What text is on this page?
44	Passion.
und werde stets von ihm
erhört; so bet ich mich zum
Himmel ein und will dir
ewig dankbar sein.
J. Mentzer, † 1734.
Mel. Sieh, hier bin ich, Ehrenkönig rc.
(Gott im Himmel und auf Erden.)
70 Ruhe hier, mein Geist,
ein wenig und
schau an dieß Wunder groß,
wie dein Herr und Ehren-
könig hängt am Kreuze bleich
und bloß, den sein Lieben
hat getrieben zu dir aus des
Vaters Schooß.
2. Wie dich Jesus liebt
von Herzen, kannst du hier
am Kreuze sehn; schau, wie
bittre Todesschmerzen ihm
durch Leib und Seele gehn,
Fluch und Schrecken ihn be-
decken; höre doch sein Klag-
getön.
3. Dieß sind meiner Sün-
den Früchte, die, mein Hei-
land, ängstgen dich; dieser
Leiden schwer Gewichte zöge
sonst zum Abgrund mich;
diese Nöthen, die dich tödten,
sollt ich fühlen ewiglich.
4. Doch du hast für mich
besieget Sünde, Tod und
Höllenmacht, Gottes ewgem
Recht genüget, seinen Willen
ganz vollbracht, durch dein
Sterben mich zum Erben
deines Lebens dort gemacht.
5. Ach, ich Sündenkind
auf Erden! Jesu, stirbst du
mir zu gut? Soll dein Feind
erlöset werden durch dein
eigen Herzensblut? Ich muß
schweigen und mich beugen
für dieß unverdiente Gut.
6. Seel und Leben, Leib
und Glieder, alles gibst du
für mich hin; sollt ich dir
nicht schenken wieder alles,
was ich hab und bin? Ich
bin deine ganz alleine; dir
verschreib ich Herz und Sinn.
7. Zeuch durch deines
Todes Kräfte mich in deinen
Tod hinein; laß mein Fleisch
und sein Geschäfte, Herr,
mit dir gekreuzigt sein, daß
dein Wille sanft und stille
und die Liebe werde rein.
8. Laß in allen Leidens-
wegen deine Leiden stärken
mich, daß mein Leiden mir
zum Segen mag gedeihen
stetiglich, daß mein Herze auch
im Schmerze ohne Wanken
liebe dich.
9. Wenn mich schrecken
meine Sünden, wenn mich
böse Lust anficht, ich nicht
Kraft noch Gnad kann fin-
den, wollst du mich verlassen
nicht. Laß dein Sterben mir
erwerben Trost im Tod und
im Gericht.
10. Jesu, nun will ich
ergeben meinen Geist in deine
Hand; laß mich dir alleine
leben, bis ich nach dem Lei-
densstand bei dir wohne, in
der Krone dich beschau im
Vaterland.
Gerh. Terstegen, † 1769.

Written exercise: Give nothing but the count of lines in the listing above that hold the string "Himmel".

Result for this task: 2